Which lines contain the string "JSON"? Please list every one of them.

Provided data>
....................

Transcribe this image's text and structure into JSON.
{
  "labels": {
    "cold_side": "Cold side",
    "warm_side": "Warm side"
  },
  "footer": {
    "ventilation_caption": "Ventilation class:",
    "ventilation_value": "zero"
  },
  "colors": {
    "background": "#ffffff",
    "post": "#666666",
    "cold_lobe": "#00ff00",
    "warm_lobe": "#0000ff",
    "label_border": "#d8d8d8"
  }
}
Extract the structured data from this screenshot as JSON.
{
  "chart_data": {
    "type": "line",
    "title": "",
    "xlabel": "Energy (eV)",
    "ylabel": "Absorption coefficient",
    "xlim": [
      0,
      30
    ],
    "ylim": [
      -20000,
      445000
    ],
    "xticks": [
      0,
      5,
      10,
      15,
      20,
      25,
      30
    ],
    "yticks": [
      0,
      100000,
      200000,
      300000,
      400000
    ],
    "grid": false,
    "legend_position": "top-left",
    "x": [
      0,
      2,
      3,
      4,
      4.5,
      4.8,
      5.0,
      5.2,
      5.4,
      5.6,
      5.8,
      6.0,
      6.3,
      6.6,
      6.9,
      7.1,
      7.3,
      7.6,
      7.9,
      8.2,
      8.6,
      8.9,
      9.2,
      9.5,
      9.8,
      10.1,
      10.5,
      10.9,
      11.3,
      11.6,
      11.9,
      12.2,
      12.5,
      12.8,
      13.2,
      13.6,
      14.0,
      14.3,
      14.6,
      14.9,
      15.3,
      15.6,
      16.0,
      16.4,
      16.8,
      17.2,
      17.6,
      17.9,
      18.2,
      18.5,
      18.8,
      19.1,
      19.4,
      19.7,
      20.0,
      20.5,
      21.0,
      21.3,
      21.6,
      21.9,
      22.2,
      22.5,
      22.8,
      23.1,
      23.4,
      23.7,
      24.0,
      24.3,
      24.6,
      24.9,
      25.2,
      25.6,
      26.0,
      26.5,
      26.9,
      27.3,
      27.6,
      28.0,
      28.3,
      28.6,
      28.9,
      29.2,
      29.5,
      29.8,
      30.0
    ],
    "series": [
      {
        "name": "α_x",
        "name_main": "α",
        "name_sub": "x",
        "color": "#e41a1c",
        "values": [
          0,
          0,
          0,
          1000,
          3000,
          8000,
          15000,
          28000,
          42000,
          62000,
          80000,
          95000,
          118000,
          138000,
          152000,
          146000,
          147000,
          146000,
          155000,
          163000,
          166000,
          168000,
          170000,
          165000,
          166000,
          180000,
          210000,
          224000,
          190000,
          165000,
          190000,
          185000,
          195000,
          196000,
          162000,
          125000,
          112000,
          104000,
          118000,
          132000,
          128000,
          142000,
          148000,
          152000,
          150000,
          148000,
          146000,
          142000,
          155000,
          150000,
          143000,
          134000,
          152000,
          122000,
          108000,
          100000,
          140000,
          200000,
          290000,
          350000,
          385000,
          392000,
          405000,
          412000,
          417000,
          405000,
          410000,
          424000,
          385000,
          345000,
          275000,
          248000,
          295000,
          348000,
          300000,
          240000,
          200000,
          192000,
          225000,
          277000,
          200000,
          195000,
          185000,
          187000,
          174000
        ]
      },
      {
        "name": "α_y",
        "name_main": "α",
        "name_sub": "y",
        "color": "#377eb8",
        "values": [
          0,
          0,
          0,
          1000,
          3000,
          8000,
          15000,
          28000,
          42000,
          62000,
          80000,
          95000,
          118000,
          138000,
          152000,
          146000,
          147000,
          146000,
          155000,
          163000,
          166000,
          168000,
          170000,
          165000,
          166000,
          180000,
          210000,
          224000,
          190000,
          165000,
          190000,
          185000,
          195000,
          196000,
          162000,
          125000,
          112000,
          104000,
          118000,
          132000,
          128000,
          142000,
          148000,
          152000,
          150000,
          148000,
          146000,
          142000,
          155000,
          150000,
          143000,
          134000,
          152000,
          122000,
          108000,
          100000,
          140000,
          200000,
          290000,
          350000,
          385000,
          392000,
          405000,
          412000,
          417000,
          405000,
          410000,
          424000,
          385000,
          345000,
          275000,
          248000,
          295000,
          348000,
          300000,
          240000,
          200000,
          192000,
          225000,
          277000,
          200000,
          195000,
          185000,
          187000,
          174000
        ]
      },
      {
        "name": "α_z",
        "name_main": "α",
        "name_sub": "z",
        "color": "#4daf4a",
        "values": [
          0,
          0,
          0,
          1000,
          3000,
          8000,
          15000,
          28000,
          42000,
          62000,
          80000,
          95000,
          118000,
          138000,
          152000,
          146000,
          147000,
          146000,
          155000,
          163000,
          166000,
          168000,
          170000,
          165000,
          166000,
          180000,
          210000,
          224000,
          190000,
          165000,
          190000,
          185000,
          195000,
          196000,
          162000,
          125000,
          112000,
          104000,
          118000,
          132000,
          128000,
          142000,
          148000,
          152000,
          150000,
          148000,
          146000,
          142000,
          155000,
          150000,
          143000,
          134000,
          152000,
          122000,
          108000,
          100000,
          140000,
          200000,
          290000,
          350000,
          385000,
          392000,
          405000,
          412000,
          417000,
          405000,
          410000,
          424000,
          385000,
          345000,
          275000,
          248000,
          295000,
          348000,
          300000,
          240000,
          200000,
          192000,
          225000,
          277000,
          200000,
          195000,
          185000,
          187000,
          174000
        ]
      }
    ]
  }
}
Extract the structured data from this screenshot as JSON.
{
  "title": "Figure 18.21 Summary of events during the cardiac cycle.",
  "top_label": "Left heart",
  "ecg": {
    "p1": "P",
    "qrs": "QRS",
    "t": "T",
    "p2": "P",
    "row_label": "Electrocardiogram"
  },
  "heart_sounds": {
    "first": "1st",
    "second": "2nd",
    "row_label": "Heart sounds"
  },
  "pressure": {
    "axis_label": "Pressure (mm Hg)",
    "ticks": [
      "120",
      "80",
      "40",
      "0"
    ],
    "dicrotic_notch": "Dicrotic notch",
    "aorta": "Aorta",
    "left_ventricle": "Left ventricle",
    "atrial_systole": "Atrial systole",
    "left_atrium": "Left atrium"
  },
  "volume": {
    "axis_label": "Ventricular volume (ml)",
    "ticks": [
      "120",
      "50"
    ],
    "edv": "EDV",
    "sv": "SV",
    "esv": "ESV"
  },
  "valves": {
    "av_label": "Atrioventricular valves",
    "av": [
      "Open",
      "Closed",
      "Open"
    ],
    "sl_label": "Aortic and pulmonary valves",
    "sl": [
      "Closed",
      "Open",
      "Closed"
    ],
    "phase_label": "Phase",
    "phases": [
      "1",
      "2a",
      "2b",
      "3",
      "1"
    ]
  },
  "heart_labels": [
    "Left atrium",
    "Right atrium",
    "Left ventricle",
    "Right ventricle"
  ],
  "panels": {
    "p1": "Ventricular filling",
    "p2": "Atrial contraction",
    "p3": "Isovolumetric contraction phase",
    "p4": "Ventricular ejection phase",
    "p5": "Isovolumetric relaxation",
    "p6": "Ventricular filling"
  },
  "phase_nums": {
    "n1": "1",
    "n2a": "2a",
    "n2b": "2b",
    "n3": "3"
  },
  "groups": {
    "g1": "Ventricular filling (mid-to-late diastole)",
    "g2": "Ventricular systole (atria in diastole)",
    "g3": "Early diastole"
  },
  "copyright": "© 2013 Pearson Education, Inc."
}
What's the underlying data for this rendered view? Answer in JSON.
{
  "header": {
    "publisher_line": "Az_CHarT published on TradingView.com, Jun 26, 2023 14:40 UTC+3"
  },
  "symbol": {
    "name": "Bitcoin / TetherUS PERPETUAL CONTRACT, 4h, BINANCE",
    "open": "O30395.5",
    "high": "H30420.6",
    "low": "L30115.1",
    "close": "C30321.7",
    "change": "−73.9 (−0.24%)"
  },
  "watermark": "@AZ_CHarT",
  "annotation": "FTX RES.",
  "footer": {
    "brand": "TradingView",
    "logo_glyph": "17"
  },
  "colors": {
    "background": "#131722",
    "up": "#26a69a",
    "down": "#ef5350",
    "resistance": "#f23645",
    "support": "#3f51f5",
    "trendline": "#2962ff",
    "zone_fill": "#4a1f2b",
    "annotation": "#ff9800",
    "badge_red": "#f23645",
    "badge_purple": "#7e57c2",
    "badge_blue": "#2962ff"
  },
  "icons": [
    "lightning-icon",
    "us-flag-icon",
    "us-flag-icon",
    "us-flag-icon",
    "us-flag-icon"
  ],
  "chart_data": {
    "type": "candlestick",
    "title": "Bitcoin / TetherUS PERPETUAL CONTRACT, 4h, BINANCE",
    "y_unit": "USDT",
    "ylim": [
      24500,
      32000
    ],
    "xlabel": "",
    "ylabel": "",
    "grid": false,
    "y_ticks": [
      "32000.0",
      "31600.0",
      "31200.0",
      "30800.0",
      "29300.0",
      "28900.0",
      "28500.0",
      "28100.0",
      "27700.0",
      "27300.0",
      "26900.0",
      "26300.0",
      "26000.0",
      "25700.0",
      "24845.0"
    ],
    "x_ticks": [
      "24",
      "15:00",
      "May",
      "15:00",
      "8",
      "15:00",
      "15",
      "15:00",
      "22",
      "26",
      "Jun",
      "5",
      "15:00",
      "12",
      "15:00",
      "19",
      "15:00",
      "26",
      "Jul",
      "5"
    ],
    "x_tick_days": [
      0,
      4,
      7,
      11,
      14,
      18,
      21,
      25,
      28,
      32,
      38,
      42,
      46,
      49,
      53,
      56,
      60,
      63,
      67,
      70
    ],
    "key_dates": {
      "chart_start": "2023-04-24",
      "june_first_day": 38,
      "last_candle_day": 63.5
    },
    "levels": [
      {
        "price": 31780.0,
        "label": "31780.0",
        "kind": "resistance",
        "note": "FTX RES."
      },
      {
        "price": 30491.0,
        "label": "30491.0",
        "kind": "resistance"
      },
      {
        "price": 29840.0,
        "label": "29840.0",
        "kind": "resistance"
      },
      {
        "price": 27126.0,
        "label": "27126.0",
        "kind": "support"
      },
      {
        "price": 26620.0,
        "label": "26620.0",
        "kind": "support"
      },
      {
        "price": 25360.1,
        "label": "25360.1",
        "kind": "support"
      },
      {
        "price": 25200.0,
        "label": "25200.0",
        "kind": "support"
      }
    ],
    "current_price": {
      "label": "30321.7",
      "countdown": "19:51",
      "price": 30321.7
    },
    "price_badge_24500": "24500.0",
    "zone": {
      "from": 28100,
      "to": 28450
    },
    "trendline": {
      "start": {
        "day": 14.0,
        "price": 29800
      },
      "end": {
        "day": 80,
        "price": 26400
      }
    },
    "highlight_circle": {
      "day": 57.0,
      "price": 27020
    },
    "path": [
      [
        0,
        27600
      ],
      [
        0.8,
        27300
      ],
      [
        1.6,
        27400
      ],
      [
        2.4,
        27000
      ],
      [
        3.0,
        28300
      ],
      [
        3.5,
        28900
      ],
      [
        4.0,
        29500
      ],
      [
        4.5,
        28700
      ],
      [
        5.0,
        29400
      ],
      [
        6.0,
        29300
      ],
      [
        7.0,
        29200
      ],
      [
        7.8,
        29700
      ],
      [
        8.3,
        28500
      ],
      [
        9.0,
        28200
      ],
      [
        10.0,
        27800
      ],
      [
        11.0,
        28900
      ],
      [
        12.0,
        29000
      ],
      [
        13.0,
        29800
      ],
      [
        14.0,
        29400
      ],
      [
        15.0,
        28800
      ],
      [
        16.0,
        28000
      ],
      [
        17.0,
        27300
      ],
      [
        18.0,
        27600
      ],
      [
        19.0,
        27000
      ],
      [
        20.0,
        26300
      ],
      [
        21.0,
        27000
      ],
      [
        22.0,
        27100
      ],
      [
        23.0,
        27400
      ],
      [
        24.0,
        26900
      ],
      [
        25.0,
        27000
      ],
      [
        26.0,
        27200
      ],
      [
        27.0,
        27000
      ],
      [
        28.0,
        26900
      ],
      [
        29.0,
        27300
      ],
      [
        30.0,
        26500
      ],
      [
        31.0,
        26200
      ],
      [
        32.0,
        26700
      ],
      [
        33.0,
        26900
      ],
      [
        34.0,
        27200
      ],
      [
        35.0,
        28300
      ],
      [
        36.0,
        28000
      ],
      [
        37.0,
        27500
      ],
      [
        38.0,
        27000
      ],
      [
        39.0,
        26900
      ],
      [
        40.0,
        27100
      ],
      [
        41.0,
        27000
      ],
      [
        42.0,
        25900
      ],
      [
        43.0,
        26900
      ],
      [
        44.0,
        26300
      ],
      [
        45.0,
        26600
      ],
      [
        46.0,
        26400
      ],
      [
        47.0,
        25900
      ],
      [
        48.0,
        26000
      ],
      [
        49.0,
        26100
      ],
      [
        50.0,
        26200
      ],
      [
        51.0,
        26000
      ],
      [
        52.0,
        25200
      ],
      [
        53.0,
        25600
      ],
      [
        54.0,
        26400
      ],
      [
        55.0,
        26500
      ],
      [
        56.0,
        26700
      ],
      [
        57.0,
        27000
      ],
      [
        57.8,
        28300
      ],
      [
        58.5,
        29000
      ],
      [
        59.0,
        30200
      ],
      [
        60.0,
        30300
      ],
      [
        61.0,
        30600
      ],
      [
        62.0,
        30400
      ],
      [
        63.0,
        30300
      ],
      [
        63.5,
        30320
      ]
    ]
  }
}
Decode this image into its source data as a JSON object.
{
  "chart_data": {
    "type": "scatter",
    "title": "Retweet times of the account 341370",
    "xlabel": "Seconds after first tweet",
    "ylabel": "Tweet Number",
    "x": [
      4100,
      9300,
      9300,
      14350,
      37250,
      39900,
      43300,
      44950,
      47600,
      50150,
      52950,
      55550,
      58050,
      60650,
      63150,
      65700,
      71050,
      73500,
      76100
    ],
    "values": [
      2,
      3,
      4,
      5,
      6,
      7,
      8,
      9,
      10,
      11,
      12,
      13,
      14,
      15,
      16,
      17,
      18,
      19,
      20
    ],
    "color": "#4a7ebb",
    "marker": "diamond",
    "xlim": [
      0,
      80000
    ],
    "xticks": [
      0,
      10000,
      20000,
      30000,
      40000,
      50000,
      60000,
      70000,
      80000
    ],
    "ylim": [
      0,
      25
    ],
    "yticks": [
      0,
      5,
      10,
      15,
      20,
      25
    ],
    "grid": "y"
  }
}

....................

Solution to the problem>
Transcribe this image's text and structure into JSON.
Extract the structured data from this screenshot as JSON.
Extract the structured data from this screenshot as JSON.
What's the underlying data for this rendered view? Answer in JSON.
Decode this image into its source data as a JSON object.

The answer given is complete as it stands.